## Exercise data
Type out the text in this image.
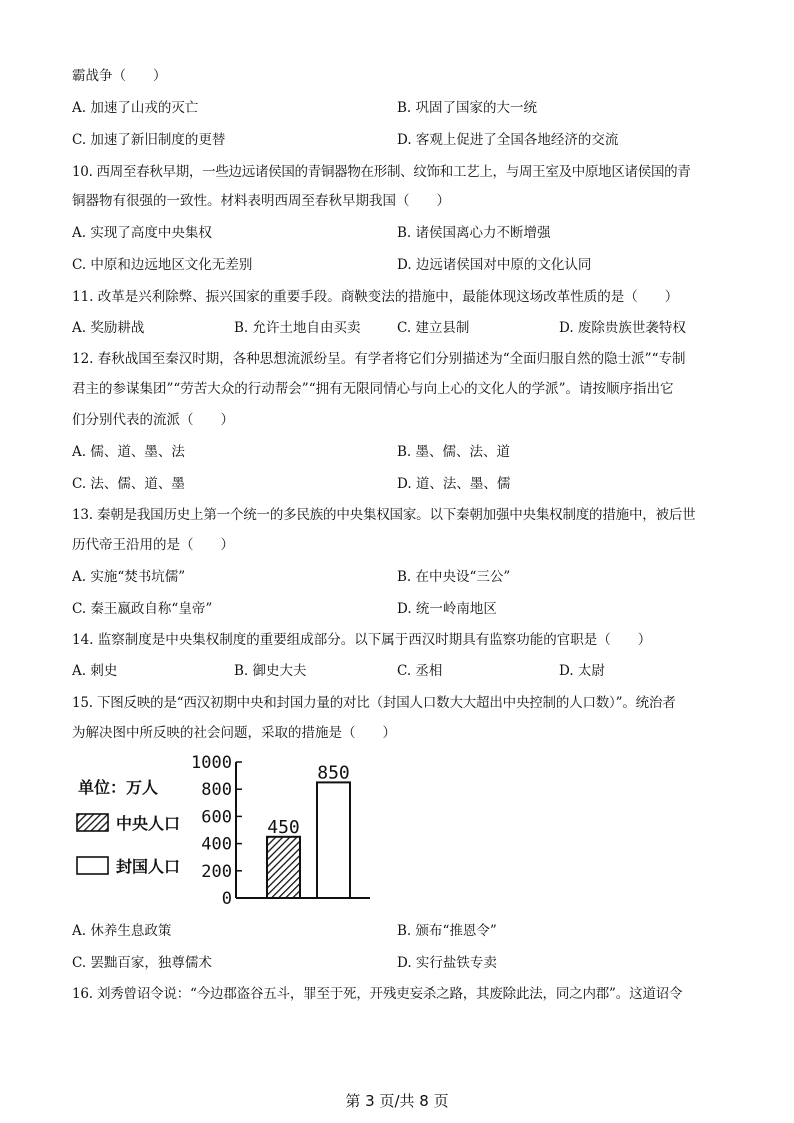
霸战争（　　）
A. 加速了山戎的灭亡	B. 巩固了国家的大一统
C. 加速了新旧制度的更替	D. 客观上促进了全国各地经济的交流
10. 西周至春秋早期，一些边远诸侯国的青铜器物在形制、纹饰和工艺上，与周王室及中原地区诸侯国的青
铜器物有很强的一致性。材料表明西周至春秋早期我国（　　）
A. 实现了高度中央集权	B. 诸侯国离心力不断增强
C. 中原和边远地区文化无差别	D. 边远诸侯国对中原的文化认同
11. 改革是兴利除弊、振兴国家的重要手段。商鞅变法的措施中，最能体现这场改革性质的是（　　）
A. 奖励耕战	B. 允许土地自由买卖	C. 建立县制	D. 废除贵族世袭特权
12. 春秋战国至秦汉时期，各种思想流派纷呈。有学者将它们分别描述为“全面归服自然的隐士派”“专制
君主的参谋集团”“劳苦大众的行动帮会”“拥有无限同情心与向上心的文化人的学派”。请按顺序指出它
们分别代表的流派（　　）
A. 儒、道、墨、法	B. 墨、儒、法、道
C. 法、儒、道、墨	D. 道、法、墨、儒
13. 秦朝是我国历史上第一个统一的多民族的中央集权国家。以下秦朝加强中央集权制度的措施中，被后世
历代帝王沿用的是（　　）
A. 实施“焚书坑儒”	B. 在中央设“三公”
C. 秦王嬴政自称“皇帝”	D. 统一岭南地区
14. 监察制度是中央集权制度的重要组成部分。以下属于西汉时期具有监察功能的官职是（　　）
A. 刺史	B. 御史大夫	C. 丞相	D. 太尉
15. 下图反映的是“西汉初期中央和封国力量的对比（封国人口数大大超出中央控制的人口数）”。统治者
为解决图中所反映的社会问题，采取的措施是（　　）
1000
800
600
400
200
0
450
850
单位：万人
中央人口
封国人口
A. 休养生息政策	B. 颁布“推恩令”
C. 罢黜百家，独尊儒术	D. 实行盐铁专卖
16. 刘秀曾诏令说：“今边郡盗谷五斗，罪至于死，开残吏妄杀之路，其废除此法，同之内郡”。这道诏令
第 3 页/共 8 页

## Given exercise
Reproduce each line of the records exactly, and omit every picture.

## Expected output
Type out the text in this image.
霸战争（　　）
A. 加速了山戎的灭亡	B. 巩固了国家的大一统
C. 加速了新旧制度的更替	D. 客观上促进了全国各地经济的交流
10. 西周至春秋早期，一些边远诸侯国的青铜器物在形制、纹饰和工艺上，与周王室及中原地区诸侯国的青
铜器物有很强的一致性。材料表明西周至春秋早期我国（　　）
A. 实现了高度中央集权	B. 诸侯国离心力不断增强
C. 中原和边远地区文化无差别	D. 边远诸侯国对中原的文化认同
11. 改革是兴利除弊、振兴国家的重要手段。商鞅变法的措施中，最能体现这场改革性质的是（　　）
A. 奖励耕战	B. 允许土地自由买卖	C. 建立县制	D. 废除贵族世袭特权
12. 春秋战国至秦汉时期，各种思想流派纷呈。有学者将它们分别描述为“全面归服自然的隐士派”“专制
君主的参谋集团”“劳苦大众的行动帮会”“拥有无限同情心与向上心的文化人的学派”。请按顺序指出它
们分别代表的流派（　　）
A. 儒、道、墨、法	B. 墨、儒、法、道
C. 法、儒、道、墨	D. 道、法、墨、儒
13. 秦朝是我国历史上第一个统一的多民族的中央集权国家。以下秦朝加强中央集权制度的措施中，被后世
历代帝王沿用的是（　　）
A. 实施“焚书坑儒”	B. 在中央设“三公”
C. 秦王嬴政自称“皇帝”	D. 统一岭南地区
14. 监察制度是中央集权制度的重要组成部分。以下属于西汉时期具有监察功能的官职是（　　）
A. 刺史	B. 御史大夫	C. 丞相	D. 太尉
15. 下图反映的是“西汉初期中央和封国力量的对比（封国人口数大大超出中央控制的人口数）”。统治者
为解决图中所反映的社会问题，采取的措施是（　　）
1000
800
600
400
200
0
450
850
单位：万人
中央人口
封国人口
A. 休养生息政策	B. 颁布“推恩令”
C. 罢黜百家，独尊儒术	D. 实行盐铁专卖
16. 刘秀曾诏令说：“今边郡盗谷五斗，罪至于死，开残吏妄杀之路，其废除此法，同之内郡”。这道诏令
第 3 页/共 8 页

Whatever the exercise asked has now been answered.